Only lines holding the string "field" are wanted; copy each one from the material.

◆ **Items from a dataset**
_ _ _ _

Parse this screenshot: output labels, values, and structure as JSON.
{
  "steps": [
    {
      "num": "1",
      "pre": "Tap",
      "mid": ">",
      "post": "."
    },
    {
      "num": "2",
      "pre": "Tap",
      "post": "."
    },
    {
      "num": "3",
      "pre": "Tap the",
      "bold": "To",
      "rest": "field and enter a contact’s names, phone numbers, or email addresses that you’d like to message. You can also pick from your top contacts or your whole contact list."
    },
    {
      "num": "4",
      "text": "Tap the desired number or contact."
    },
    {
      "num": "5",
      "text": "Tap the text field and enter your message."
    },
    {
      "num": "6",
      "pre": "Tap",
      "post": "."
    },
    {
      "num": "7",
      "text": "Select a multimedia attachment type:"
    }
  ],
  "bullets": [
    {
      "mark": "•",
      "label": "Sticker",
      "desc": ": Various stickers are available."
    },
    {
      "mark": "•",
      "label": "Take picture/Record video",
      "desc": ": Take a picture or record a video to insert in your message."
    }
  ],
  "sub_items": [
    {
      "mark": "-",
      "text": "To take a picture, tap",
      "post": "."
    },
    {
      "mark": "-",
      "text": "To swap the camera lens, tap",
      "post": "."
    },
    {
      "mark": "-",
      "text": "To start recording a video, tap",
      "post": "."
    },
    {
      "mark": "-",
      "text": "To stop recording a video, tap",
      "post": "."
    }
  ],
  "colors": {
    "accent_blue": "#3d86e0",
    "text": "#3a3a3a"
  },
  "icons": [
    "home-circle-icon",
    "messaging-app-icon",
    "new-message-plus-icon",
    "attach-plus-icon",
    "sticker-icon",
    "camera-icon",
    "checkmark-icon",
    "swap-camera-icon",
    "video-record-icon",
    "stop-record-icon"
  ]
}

_ _ _ _

◆ **Full solution**
      "rest": "field and enter a contact’s names, phone numbers, or email addresses that you’d like to message. You can also pick from your top contacts or your whole contact list."
      "text": "Tap the text field and enter your message."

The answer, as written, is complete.